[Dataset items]

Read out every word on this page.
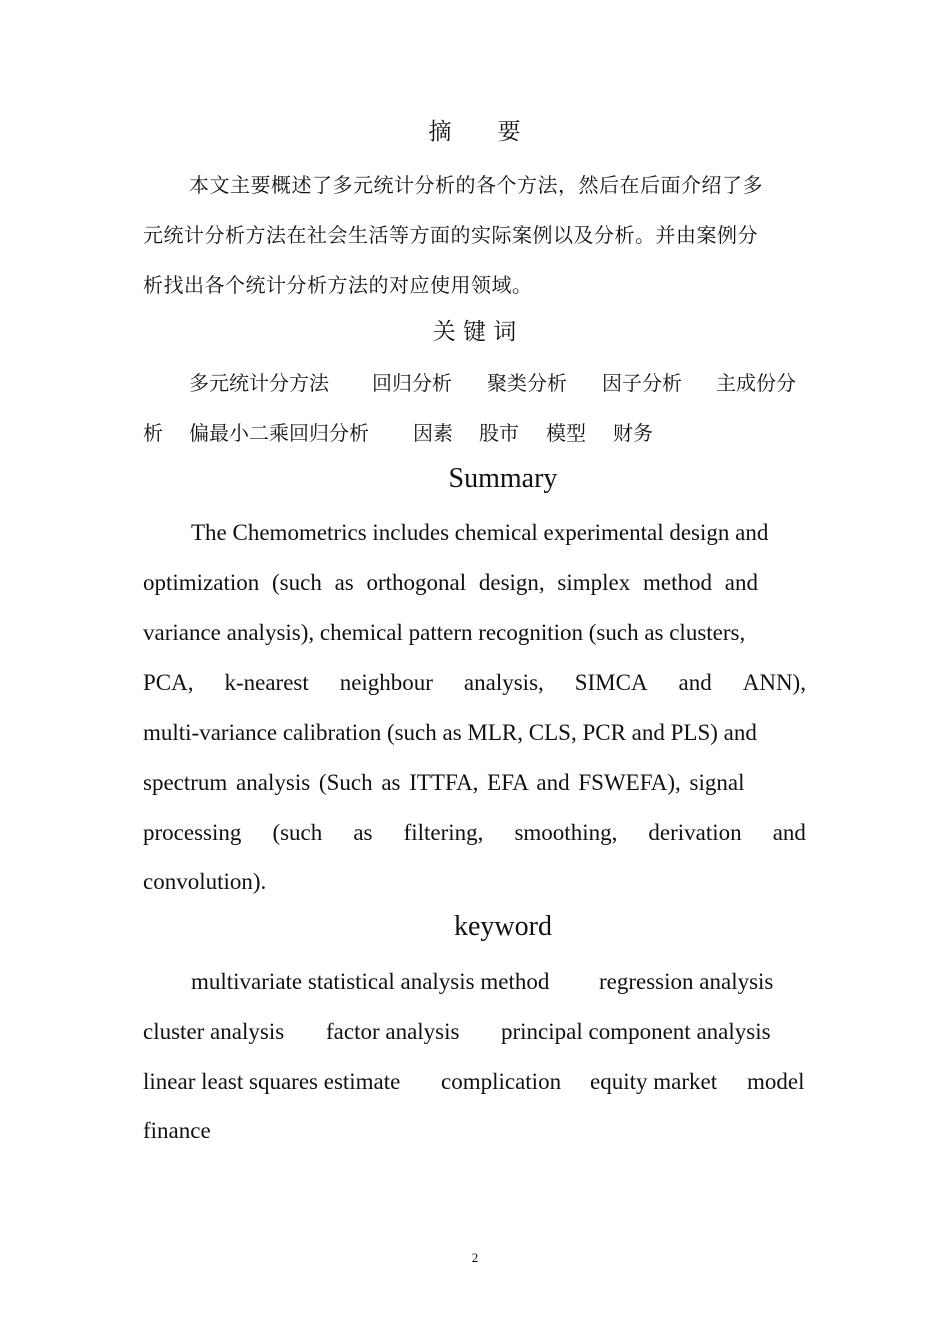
摘　　要
本文主要概述了多元统计分析的各个方法，然后在后面介绍了多
元统计分析方法在社会生活等方面的实际案例以及分析。并由案例分
析找出各个统计分析方法的对应使用领域。
关 键 词
多元统计分方法 回归分析 聚类分析 因子分析 主成份分
析 偏最小二乘回归分析 因素 股市 模型 财务
Summary
The Chemometrics includes chemical experimental design and
optimization (such as orthogonal design, simplex method and
variance analysis), chemical pattern recognition (such as clusters,
PCA, k-nearest neighbour analysis, SIMCA and ANN),
multi-variance calibration (such as MLR, CLS, PCR and PLS) and
spectrum analysis (Such as ITTFA, EFA and FSWEFA), signal
processing (such as filtering, smoothing, derivation and
convolution).
keyword
multivariate statistical analysis method regression analysis
cluster analysis factor analysis principal component analysis
linear least squares estimate complication equity market model
finance
2
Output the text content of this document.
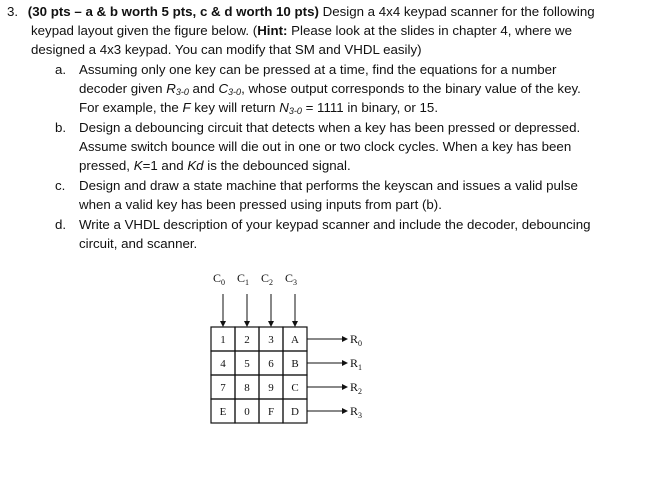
3. (30 pts – a & b worth 5 pts, c & d worth 10 pts) Design a 4x4 keypad scanner for the following
keypad layout given the figure below. (Hint: Please look at the slides in chapter 4, where we
designed a 4x3 keypad. You can modify that SM and VHDL easily)
a. Assuming only one key can be pressed at a time, find the equations for a number
decoder given $R_{3-0}$ and $C_{3-0}$, whose output corresponds to the binary value of the key.
For example, the F key will return $N_{3-0} = 1111$ in binary, or 15.
b. Design a debouncing circuit that detects when a key has been pressed or depressed.
Assume switch bounce will die out in one or two clock cycles. When a key has been
pressed, K=1 and Kd is the debounced signal.
c. Design and draw a state machine that performs the keyscan and issues a valid pulse
when a valid key has been pressed using inputs from part (b).
d. Write a VHDL description of your keypad scanner and include the decoder, debouncing
circuit, and scanner.
$C_0$ $C_1$ $C_2$ $C_3$
1 2 3 A
4 5 6 B
7 8 9 C
E 0 F D
$R_0$
$R_1$
$R_2$
$R_3$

**TASK TO CARRY OUT:**
Return every line containing "valid".

**FINAL RESULT:**
c. Design and draw a state machine that performs the keyscan and issues a valid pulse
when a valid key has been pressed using inputs from part (b).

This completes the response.